'''
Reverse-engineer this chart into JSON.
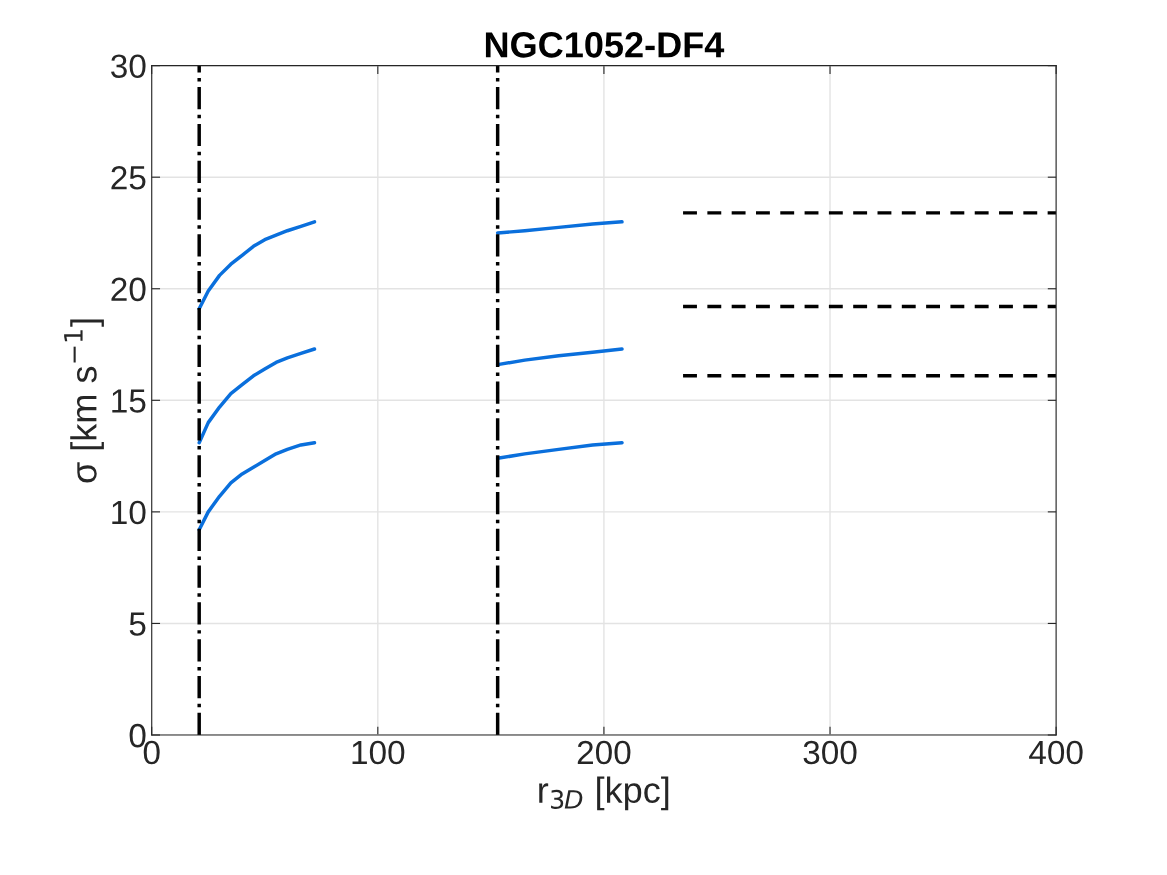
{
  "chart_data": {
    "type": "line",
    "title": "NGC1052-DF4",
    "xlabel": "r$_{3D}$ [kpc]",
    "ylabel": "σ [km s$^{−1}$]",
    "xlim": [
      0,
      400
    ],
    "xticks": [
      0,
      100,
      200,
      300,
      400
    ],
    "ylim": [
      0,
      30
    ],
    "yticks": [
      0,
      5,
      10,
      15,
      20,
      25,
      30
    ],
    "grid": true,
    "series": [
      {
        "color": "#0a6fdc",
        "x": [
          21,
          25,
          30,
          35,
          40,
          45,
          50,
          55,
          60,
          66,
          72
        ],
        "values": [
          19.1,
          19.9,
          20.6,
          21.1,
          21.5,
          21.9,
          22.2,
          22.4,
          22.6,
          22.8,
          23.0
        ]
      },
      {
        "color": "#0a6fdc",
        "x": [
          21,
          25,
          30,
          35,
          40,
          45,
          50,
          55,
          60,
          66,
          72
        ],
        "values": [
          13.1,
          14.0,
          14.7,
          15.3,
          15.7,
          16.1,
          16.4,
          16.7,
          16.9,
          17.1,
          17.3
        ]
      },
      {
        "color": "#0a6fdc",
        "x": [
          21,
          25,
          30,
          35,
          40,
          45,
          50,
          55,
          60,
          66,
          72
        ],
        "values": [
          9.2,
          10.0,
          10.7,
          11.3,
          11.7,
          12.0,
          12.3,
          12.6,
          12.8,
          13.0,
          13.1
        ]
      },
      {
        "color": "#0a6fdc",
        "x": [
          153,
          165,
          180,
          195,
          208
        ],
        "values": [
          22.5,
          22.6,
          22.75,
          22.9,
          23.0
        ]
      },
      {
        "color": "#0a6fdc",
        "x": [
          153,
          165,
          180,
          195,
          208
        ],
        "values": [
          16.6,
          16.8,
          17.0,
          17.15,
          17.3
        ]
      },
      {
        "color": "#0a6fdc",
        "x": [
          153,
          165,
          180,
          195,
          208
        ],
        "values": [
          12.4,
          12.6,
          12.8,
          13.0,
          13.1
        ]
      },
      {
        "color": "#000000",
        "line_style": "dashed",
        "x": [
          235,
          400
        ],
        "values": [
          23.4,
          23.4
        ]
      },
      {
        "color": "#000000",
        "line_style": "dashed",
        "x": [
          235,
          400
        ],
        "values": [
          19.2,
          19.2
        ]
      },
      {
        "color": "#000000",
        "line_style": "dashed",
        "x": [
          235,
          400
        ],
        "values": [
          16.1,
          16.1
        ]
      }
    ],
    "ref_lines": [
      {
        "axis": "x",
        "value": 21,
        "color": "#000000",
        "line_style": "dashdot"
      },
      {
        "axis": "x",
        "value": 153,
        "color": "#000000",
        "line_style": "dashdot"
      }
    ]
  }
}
'''
▸ **TASK TO COMPLETE**
Write the listing out a second time exactly, dropping all images.

▸ **REPLY TO THE TASK**
Reverse-engineer this chart into JSON.
{
  "chart_data": {
    "type": "line",
    "title": "NGC1052-DF4",
    "xlabel": "r$_{3D}$ [kpc]",
    "ylabel": "σ [km s$^{−1}$]",
    "xlim": [
      0,
      400
    ],
    "xticks": [
      0,
      100,
      200,
      300,
      400
    ],
    "ylim": [
      0,
      30
    ],
    "yticks": [
      0,
      5,
      10,
      15,
      20,
      25,
      30
    ],
    "grid": true,
    "series": [
      {
        "color": "#0a6fdc",
        "x": [
          21,
          25,
          30,
          35,
          40,
          45,
          50,
          55,
          60,
          66,
          72
        ],
        "values": [
          19.1,
          19.9,
          20.6,
          21.1,
          21.5,
          21.9,
          22.2,
          22.4,
          22.6,
          22.8,
          23.0
        ]
      },
      {
        "color": "#0a6fdc",
        "x": [
          21,
          25,
          30,
          35,
          40,
          45,
          50,
          55,
          60,
          66,
          72
        ],
        "values": [
          13.1,
          14.0,
          14.7,
          15.3,
          15.7,
          16.1,
          16.4,
          16.7,
          16.9,
          17.1,
          17.3
        ]
      },
      {
        "color": "#0a6fdc",
        "x": [
          21,
          25,
          30,
          35,
          40,
          45,
          50,
          55,
          60,
          66,
          72
        ],
        "values": [
          9.2,
          10.0,
          10.7,
          11.3,
          11.7,
          12.0,
          12.3,
          12.6,
          12.8,
          13.0,
          13.1
        ]
      },
      {
        "color": "#0a6fdc",
        "x": [
          153,
          165,
          180,
          195,
          208
        ],
        "values": [
          22.5,
          22.6,
          22.75,
          22.9,
          23.0
        ]
      },
      {
        "color": "#0a6fdc",
        "x": [
          153,
          165,
          180,
          195,
          208
        ],
        "values": [
          16.6,
          16.8,
          17.0,
          17.15,
          17.3
        ]
      },
      {
        "color": "#0a6fdc",
        "x": [
          153,
          165,
          180,
          195,
          208
        ],
        "values": [
          12.4,
          12.6,
          12.8,
          13.0,
          13.1
        ]
      },
      {
        "color": "#000000",
        "line_style": "dashed",
        "x": [
          235,
          400
        ],
        "values": [
          23.4,
          23.4
        ]
      },
      {
        "color": "#000000",
        "line_style": "dashed",
        "x": [
          235,
          400
        ],
        "values": [
          19.2,
          19.2
        ]
      },
      {
        "color": "#000000",
        "line_style": "dashed",
        "x": [
          235,
          400
        ],
        "values": [
          16.1,
          16.1
        ]
      }
    ],
    "ref_lines": [
      {
        "axis": "x",
        "value": 21,
        "color": "#000000",
        "line_style": "dashdot"
      },
      {
        "axis": "x",
        "value": 153,
        "color": "#000000",
        "line_style": "dashdot"
      }
    ]
  }
}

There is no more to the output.